───── PROVIDED MATERIAL

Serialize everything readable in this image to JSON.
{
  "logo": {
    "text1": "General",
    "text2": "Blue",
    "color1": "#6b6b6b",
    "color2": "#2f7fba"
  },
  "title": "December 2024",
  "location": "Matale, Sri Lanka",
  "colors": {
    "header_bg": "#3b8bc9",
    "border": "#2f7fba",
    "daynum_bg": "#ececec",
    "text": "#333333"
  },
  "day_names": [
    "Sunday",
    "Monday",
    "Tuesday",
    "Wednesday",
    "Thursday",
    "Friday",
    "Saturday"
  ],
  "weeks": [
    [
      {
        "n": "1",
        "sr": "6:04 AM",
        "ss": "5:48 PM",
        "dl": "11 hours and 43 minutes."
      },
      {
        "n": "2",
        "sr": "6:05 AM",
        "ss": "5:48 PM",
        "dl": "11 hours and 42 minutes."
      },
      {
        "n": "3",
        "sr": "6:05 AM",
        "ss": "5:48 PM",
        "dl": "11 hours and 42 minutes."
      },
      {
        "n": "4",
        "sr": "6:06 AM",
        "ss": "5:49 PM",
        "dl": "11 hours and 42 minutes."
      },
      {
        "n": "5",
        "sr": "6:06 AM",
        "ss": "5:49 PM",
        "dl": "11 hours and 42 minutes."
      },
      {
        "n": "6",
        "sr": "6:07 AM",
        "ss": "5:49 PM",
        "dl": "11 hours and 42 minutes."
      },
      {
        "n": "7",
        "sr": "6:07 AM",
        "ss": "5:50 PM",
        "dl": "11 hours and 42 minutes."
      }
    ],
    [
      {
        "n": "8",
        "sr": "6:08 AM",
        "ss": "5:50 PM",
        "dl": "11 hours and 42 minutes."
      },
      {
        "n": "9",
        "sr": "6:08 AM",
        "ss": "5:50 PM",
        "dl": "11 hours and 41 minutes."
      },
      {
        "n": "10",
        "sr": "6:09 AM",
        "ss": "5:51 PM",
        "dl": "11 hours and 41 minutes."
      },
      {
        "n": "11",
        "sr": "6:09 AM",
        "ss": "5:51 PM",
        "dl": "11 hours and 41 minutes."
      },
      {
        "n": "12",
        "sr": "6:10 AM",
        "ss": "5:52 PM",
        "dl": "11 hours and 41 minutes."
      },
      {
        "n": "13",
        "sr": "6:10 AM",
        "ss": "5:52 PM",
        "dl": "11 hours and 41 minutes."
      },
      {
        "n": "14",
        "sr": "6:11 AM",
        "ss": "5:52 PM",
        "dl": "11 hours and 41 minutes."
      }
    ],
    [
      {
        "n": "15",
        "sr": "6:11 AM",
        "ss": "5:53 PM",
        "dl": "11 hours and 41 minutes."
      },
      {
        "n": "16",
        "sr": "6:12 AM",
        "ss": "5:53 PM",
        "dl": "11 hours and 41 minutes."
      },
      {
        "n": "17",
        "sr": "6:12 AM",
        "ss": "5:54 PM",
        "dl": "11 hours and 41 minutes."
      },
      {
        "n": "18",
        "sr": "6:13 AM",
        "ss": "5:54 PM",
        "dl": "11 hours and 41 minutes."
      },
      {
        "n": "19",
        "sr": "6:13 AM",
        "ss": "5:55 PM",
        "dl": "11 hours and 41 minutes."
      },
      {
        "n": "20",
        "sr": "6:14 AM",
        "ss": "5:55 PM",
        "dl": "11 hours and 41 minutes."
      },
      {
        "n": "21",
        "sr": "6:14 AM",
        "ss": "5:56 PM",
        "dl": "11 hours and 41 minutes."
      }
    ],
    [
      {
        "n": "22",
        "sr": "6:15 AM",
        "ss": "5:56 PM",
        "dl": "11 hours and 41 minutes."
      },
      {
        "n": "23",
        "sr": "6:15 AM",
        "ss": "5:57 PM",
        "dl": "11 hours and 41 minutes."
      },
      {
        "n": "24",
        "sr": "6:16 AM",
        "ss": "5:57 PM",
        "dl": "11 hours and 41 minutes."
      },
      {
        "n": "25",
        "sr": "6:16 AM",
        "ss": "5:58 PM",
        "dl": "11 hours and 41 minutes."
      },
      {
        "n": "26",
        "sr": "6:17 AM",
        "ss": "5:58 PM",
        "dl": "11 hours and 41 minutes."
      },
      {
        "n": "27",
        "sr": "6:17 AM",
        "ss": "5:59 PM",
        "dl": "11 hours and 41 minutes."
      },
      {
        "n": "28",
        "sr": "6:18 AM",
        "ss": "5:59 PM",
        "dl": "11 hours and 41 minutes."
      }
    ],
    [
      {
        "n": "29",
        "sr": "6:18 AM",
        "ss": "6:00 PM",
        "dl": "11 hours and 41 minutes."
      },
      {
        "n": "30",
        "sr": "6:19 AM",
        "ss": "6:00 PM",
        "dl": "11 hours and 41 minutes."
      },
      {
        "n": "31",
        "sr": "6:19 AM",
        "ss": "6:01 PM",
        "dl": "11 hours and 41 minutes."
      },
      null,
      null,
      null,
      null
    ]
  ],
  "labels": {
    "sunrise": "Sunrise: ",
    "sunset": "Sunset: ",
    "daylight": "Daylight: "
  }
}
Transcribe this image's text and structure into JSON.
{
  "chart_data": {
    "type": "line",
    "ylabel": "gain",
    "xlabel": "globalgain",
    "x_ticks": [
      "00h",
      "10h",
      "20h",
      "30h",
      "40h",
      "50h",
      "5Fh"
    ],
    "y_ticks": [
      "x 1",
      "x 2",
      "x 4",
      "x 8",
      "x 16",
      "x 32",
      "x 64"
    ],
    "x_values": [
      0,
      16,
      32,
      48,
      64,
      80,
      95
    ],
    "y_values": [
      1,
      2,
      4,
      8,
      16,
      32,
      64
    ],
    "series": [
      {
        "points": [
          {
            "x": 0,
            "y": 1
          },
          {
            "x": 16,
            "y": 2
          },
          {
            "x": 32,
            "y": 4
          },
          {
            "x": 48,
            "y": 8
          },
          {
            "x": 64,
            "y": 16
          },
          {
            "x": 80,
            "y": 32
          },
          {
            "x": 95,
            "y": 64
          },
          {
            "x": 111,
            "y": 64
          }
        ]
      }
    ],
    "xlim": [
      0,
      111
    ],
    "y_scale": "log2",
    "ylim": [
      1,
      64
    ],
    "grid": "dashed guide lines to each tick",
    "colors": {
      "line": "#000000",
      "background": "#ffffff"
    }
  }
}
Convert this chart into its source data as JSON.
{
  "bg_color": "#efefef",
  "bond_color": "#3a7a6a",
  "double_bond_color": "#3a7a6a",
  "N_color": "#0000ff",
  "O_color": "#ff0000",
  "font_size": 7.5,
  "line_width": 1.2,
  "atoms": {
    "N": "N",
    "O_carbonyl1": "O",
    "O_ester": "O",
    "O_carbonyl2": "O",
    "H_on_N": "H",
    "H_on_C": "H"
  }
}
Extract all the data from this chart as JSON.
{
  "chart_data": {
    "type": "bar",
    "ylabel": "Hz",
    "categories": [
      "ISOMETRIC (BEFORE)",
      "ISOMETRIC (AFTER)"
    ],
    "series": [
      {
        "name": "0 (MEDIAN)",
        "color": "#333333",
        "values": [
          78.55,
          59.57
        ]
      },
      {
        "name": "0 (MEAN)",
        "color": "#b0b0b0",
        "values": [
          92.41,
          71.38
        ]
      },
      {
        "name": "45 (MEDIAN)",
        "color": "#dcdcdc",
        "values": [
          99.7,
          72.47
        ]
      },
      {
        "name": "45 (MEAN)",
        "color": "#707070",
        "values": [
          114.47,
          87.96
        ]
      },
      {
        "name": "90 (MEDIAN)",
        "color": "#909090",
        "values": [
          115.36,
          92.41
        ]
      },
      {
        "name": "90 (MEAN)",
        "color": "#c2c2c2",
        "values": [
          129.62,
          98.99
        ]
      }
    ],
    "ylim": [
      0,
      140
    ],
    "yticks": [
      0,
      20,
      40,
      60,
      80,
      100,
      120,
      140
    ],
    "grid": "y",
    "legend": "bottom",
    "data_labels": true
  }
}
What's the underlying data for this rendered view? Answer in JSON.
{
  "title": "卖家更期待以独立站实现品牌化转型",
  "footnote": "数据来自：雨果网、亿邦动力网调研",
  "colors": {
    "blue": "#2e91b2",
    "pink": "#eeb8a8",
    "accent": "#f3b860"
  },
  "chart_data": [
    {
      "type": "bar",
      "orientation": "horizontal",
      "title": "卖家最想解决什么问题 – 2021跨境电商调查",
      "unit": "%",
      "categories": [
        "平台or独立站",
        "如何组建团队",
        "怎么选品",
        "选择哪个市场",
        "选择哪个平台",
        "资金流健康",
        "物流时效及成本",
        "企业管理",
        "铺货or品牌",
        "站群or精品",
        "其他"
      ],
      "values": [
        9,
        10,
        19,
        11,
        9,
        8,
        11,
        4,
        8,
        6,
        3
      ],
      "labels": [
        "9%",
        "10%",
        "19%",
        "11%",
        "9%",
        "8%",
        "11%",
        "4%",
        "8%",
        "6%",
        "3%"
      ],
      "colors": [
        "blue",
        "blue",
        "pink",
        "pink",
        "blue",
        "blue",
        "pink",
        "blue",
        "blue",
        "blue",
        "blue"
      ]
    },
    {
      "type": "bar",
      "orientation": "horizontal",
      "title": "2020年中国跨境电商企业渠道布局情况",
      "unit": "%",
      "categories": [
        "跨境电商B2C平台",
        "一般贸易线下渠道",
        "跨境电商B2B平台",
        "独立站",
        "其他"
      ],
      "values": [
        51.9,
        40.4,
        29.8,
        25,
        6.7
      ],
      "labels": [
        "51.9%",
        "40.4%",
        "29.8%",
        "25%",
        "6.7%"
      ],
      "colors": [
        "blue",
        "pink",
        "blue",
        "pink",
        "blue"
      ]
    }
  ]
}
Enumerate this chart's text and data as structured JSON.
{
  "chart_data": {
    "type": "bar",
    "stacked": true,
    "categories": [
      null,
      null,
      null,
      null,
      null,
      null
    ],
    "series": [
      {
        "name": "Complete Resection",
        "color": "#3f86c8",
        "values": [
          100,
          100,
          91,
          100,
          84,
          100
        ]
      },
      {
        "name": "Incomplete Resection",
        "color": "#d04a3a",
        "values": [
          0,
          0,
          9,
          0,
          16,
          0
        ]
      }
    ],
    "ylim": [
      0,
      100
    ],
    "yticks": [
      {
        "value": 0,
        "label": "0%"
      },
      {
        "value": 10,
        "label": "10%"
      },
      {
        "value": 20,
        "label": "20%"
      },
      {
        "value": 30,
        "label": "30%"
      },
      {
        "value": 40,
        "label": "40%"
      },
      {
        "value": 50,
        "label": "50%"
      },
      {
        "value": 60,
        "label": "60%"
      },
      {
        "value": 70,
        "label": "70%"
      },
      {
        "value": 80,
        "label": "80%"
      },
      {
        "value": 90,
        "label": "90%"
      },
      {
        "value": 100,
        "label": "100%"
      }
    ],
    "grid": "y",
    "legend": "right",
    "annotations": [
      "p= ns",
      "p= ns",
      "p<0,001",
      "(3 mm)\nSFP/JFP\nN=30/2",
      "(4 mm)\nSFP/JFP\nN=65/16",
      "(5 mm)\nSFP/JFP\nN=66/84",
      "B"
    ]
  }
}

──────────

DIRECTION:
Report the number of lines in the listing that include the string "Resection"; give nothing but the number.

SOLUTION:
2